_Prompt_
Take the listing and print it in full, exactly as given.

_Given entries_

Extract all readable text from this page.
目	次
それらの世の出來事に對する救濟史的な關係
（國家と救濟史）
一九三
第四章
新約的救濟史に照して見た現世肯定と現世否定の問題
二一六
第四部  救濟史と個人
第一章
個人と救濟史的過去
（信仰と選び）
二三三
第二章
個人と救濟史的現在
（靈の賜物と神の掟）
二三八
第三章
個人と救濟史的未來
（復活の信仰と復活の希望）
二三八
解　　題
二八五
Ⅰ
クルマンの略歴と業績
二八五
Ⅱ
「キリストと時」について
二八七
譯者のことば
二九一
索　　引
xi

_Answer to the task_
Extract all readable text from this page.
目	次
それらの世の出來事に對する救濟史的な關係
（國家と救濟史）
一九三
第四章
新約的救濟史に照して見た現世肯定と現世否定の問題
二一六
第四部  救濟史と個人
第一章
個人と救濟史的過去
（信仰と選び）
二三三
第二章
個人と救濟史的現在
（靈の賜物と神の掟）
二三八
第三章
個人と救濟史的未來
（復活の信仰と復活の希望）
二三八
解　　題
二八五
Ⅰ
クルマンの略歴と業績
二八五
Ⅱ
「キリストと時」について
二八七
譯者のことば
二九一
索　　引
xi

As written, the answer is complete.